>> START Given records

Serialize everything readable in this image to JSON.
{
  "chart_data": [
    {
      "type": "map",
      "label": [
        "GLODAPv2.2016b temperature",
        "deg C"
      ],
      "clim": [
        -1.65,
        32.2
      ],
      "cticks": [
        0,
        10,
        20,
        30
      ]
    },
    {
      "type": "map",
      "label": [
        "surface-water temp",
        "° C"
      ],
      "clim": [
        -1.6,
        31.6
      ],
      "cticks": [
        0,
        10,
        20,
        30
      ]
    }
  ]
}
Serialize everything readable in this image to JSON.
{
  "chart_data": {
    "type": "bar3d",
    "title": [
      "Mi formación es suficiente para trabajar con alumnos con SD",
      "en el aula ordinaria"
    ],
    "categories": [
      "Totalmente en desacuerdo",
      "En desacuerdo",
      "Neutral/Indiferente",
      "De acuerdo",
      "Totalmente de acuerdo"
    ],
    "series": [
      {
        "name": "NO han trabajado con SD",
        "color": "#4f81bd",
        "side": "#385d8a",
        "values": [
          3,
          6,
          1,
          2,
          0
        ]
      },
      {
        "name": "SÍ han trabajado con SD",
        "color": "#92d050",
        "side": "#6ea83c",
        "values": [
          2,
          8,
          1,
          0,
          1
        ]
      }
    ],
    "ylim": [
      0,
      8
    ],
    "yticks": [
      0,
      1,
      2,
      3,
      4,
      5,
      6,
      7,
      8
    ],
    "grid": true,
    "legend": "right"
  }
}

>> END Given records
>> START Given records

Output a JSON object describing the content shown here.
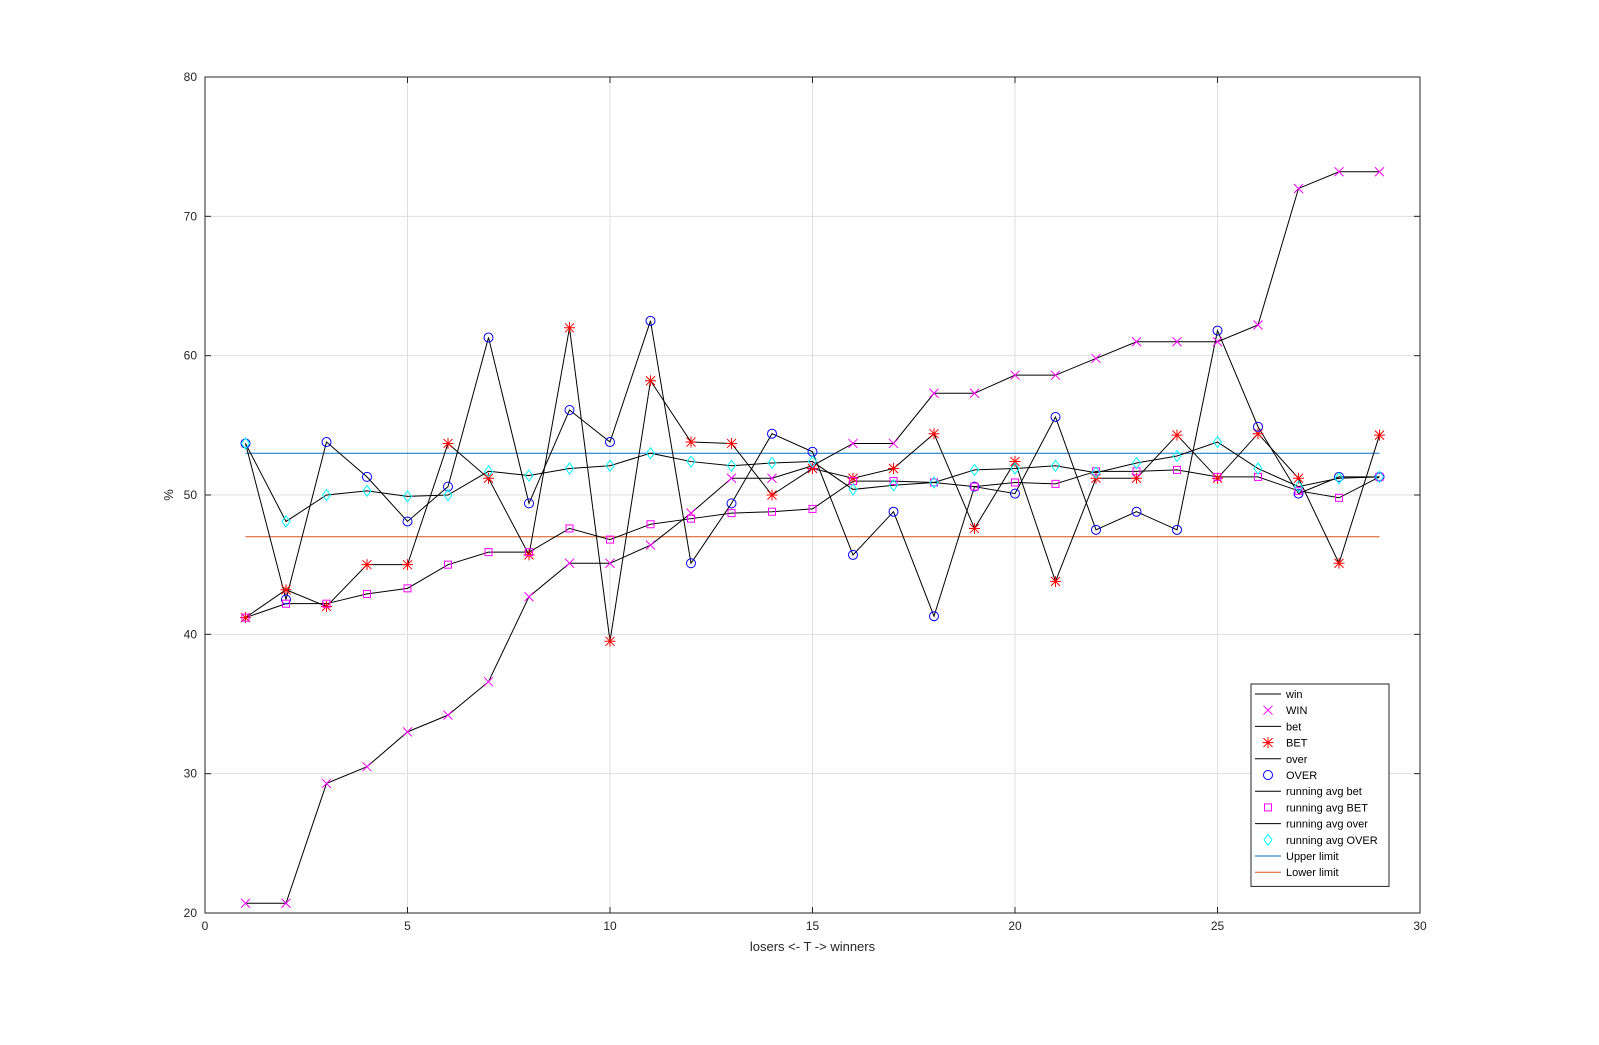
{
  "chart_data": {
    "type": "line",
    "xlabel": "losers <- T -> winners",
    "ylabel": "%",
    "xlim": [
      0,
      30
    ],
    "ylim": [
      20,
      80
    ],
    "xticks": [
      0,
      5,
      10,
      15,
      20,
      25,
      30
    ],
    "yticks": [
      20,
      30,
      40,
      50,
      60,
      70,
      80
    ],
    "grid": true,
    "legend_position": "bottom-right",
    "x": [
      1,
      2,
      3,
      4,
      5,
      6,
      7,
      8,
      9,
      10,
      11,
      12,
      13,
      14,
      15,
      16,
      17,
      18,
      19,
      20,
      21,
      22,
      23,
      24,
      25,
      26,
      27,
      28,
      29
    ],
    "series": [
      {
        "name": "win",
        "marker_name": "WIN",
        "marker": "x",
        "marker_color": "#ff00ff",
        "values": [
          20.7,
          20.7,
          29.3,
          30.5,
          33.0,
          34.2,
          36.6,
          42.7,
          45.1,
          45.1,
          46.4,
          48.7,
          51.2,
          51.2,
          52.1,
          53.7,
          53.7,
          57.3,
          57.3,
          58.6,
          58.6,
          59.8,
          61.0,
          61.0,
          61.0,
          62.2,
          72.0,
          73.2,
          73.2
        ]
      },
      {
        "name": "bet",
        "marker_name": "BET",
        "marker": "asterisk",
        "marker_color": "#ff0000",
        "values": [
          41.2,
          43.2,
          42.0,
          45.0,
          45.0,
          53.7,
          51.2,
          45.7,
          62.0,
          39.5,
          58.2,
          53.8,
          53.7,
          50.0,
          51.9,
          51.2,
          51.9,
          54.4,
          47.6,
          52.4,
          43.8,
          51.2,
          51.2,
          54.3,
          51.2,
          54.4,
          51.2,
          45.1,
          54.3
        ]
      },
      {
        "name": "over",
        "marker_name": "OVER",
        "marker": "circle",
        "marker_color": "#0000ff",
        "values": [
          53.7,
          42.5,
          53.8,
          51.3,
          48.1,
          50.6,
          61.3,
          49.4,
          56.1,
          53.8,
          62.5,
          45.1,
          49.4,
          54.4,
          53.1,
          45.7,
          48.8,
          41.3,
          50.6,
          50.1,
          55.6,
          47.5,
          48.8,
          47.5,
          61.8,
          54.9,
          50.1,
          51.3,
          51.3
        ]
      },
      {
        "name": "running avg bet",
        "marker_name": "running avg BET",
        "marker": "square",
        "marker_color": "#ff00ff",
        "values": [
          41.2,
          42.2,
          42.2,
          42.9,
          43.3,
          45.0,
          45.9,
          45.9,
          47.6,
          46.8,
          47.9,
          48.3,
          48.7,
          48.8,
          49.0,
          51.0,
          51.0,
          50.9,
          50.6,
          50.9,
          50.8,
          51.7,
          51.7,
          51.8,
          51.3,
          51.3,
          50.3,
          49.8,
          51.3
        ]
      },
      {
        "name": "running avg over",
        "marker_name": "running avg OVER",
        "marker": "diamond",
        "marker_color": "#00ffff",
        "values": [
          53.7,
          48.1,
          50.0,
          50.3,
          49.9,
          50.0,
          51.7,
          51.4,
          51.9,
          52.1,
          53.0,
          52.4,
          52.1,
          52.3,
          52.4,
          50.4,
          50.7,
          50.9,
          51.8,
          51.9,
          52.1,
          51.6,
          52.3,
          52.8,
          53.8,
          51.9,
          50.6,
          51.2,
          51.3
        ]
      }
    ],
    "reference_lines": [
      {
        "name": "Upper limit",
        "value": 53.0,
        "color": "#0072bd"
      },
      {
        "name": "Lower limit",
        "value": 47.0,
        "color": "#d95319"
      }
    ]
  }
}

>> END Given records

What you will do ▸ In the entries above, count every line containing the word "Totalmente". Write only the total.

Response ▸ 2